:: Structured figure records ::
══════════

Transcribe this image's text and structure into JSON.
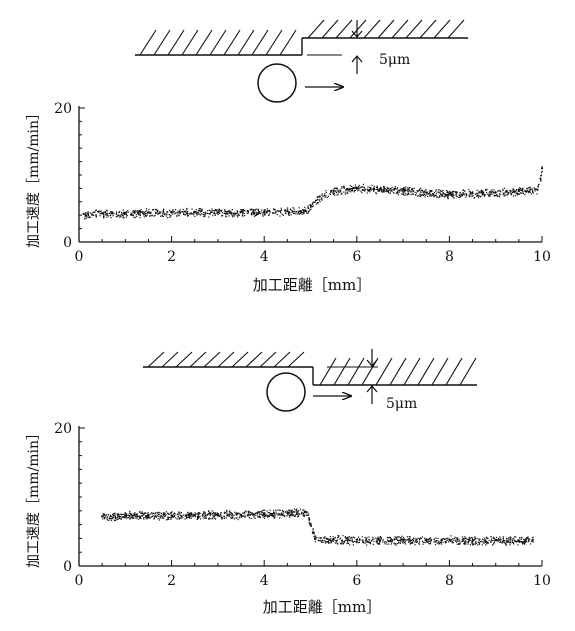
{
  "chart_data": [
    {
      "type": "scatter",
      "title": "",
      "xlabel": "加工距離［mm］",
      "ylabel": "加工速度［mm/min］",
      "xlim": [
        0,
        10
      ],
      "ylim": [
        0,
        20
      ],
      "xticks": [
        "0",
        "2",
        "4",
        "6",
        "8",
        "10"
      ],
      "yticks": [
        "0",
        "20"
      ],
      "grid": false,
      "legend": "none",
      "annotation": "5μm",
      "step": "up",
      "series": [
        {
          "x": [
            0.1,
            0.5,
            1.0,
            1.5,
            2.0,
            2.5,
            3.0,
            3.5,
            4.0,
            4.5,
            4.9,
            5.0,
            5.2,
            5.5,
            5.8,
            6.0,
            6.5,
            7.0,
            7.5,
            8.0,
            8.5,
            9.0,
            9.5,
            9.9,
            10.0
          ],
          "y": [
            4.2,
            4.3,
            4.3,
            4.4,
            4.4,
            4.5,
            4.4,
            4.5,
            4.5,
            4.6,
            4.6,
            5.5,
            6.8,
            7.6,
            7.9,
            8.1,
            7.9,
            7.7,
            7.4,
            7.2,
            7.3,
            7.4,
            7.6,
            7.8,
            11.0
          ]
        }
      ]
    },
    {
      "type": "scatter",
      "title": "",
      "xlabel": "加工距離［mm］",
      "ylabel": "加工速度［mm/min］",
      "xlim": [
        0,
        10
      ],
      "ylim": [
        0,
        20
      ],
      "xticks": [
        "0",
        "2",
        "4",
        "6",
        "8",
        "10"
      ],
      "yticks": [
        "0",
        "20"
      ],
      "grid": false,
      "legend": "none",
      "annotation": "5μm",
      "step": "down",
      "series": [
        {
          "x": [
            0.5,
            1.0,
            1.5,
            2.0,
            2.5,
            3.0,
            3.5,
            4.0,
            4.5,
            4.9,
            5.0,
            5.1,
            5.5,
            6.0,
            6.5,
            7.0,
            7.5,
            8.0,
            8.5,
            9.0,
            9.5,
            9.8
          ],
          "y": [
            7.2,
            7.3,
            7.4,
            7.3,
            7.4,
            7.5,
            7.4,
            7.6,
            7.7,
            7.8,
            6.0,
            4.0,
            3.9,
            3.8,
            3.7,
            3.8,
            3.7,
            3.8,
            3.7,
            3.8,
            3.7,
            3.8
          ]
        }
      ]
    }
  ]
}
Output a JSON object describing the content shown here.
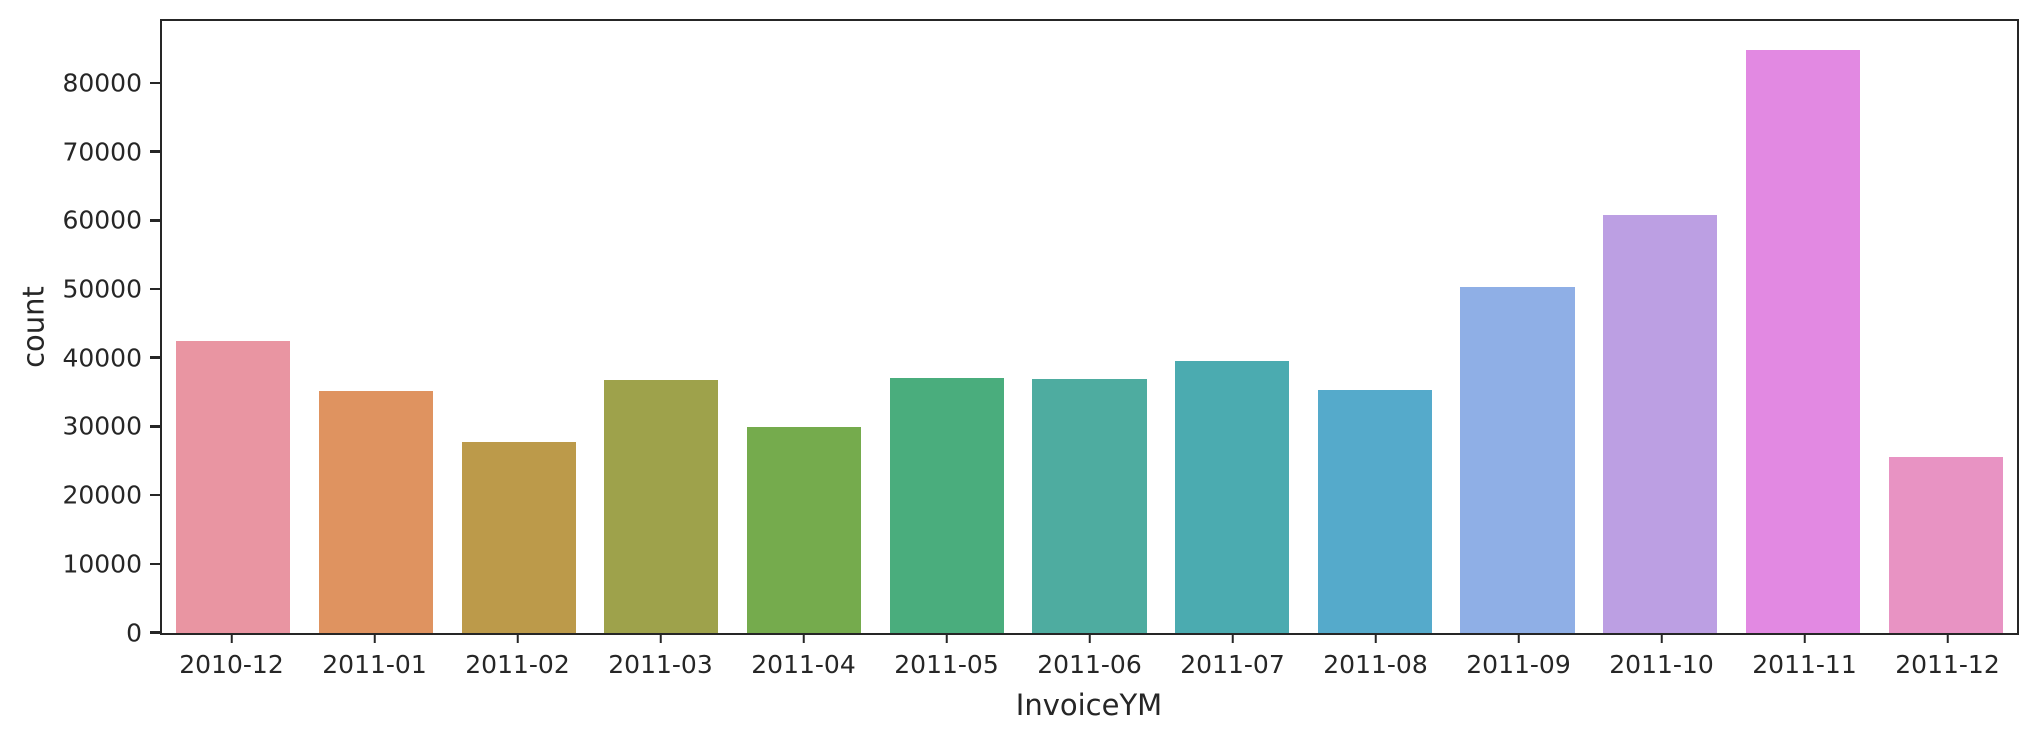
{
  "figure": {
    "background_color": "#ffffff",
    "text_color": "#262626",
    "spine_color": "#262626"
  },
  "chart_data": {
    "type": "bar",
    "title": "",
    "xlabel": "InvoiceYM",
    "ylabel": "count",
    "categories": [
      "2010-12",
      "2011-01",
      "2011-02",
      "2011-03",
      "2011-04",
      "2011-05",
      "2011-06",
      "2011-07",
      "2011-08",
      "2011-09",
      "2011-10",
      "2011-11",
      "2011-12"
    ],
    "values": [
      42481,
      35147,
      27707,
      36748,
      29916,
      37030,
      36874,
      39518,
      35284,
      50226,
      60742,
      84711,
      25525
    ],
    "bar_colors": [
      "#e995a2",
      "#df9360",
      "#bc9a4a",
      "#9ea24b",
      "#75ab4d",
      "#4aad7d",
      "#4eaca0",
      "#4babb0",
      "#55aacb",
      "#8fafe6",
      "#bc9fe3",
      "#e289e2",
      "#e893c3"
    ],
    "ylim": [
      0,
      88947
    ],
    "yticks": [
      0,
      10000,
      20000,
      30000,
      40000,
      50000,
      60000,
      70000,
      80000
    ],
    "ytick_labels": [
      "0",
      "10000",
      "20000",
      "30000",
      "40000",
      "50000",
      "60000",
      "70000",
      "80000"
    ],
    "xtick_labels": [
      "2010-12",
      "2011-01",
      "2011-02",
      "2011-03",
      "2011-04",
      "2011-05",
      "2011-06",
      "2011-07",
      "2011-08",
      "2011-09",
      "2011-10",
      "2011-11",
      "2011-12"
    ],
    "grid": false,
    "legend": null,
    "bar_width_fraction": 0.8
  }
}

══════════

:: EXERCISE BRIEF ::
Repeat each entry exactly as given; no pictures belong in the copy.

:: RESPONSE ::
Transcribe this image's text and structure into JSON.
{
  "chart_data": [
    {
      "type": "scatter",
      "title": "",
      "xlabel": "加工距離［mm］",
      "ylabel": "加工速度［mm/min］",
      "xlim": [
        0,
        10
      ],
      "ylim": [
        0,
        20
      ],
      "xticks": [
        "0",
        "2",
        "4",
        "6",
        "8",
        "10"
      ],
      "yticks": [
        "0",
        "20"
      ],
      "grid": false,
      "legend": "none",
      "annotation": "5μm",
      "step": "up",
      "series": [
        {
          "x": [
            0.1,
            0.5,
            1.0,
            1.5,
            2.0,
            2.5,
            3.0,
            3.5,
            4.0,
            4.5,
            4.9,
            5.0,
            5.2,
            5.5,
            5.8,
            6.0,
            6.5,
            7.0,
            7.5,
            8.0,
            8.5,
            9.0,
            9.5,
            9.9,
            10.0
          ],
          "y": [
            4.2,
            4.3,
            4.3,
            4.4,
            4.4,
            4.5,
            4.4,
            4.5,
            4.5,
            4.6,
            4.6,
            5.5,
            6.8,
            7.6,
            7.9,
            8.1,
            7.9,
            7.7,
            7.4,
            7.2,
            7.3,
            7.4,
            7.6,
            7.8,
            11.0
          ]
        }
      ]
    },
    {
      "type": "scatter",
      "title": "",
      "xlabel": "加工距離［mm］",
      "ylabel": "加工速度［mm/min］",
      "xlim": [
        0,
        10
      ],
      "ylim": [
        0,
        20
      ],
      "xticks": [
        "0",
        "2",
        "4",
        "6",
        "8",
        "10"
      ],
      "yticks": [
        "0",
        "20"
      ],
      "grid": false,
      "legend": "none",
      "annotation": "5μm",
      "step": "down",
      "series": [
        {
          "x": [
            0.5,
            1.0,
            1.5,
            2.0,
            2.5,
            3.0,
            3.5,
            4.0,
            4.5,
            4.9,
            5.0,
            5.1,
            5.5,
            6.0,
            6.5,
            7.0,
            7.5,
            8.0,
            8.5,
            9.0,
            9.5,
            9.8
          ],
          "y": [
            7.2,
            7.3,
            7.4,
            7.3,
            7.4,
            7.5,
            7.4,
            7.6,
            7.7,
            7.8,
            6.0,
            4.0,
            3.9,
            3.8,
            3.7,
            3.8,
            3.7,
            3.8,
            3.7,
            3.8,
            3.7,
            3.8
          ]
        }
      ]
    }
  ]
}
Output a JSON object describing the content shown here.
{
  "figure": {
    "background_color": "#ffffff",
    "text_color": "#262626",
    "spine_color": "#262626"
  },
  "chart_data": {
    "type": "bar",
    "title": "",
    "xlabel": "InvoiceYM",
    "ylabel": "count",
    "categories": [
      "2010-12",
      "2011-01",
      "2011-02",
      "2011-03",
      "2011-04",
      "2011-05",
      "2011-06",
      "2011-07",
      "2011-08",
      "2011-09",
      "2011-10",
      "2011-11",
      "2011-12"
    ],
    "values": [
      42481,
      35147,
      27707,
      36748,
      29916,
      37030,
      36874,
      39518,
      35284,
      50226,
      60742,
      84711,
      25525
    ],
    "bar_colors": [
      "#e995a2",
      "#df9360",
      "#bc9a4a",
      "#9ea24b",
      "#75ab4d",
      "#4aad7d",
      "#4eaca0",
      "#4babb0",
      "#55aacb",
      "#8fafe6",
      "#bc9fe3",
      "#e289e2",
      "#e893c3"
    ],
    "ylim": [
      0,
      88947
    ],
    "yticks": [
      0,
      10000,
      20000,
      30000,
      40000,
      50000,
      60000,
      70000,
      80000
    ],
    "ytick_labels": [
      "0",
      "10000",
      "20000",
      "30000",
      "40000",
      "50000",
      "60000",
      "70000",
      "80000"
    ],
    "xtick_labels": [
      "2010-12",
      "2011-01",
      "2011-02",
      "2011-03",
      "2011-04",
      "2011-05",
      "2011-06",
      "2011-07",
      "2011-08",
      "2011-09",
      "2011-10",
      "2011-11",
      "2011-12"
    ],
    "grid": false,
    "legend": null,
    "bar_width_fraction": 0.8
  }
}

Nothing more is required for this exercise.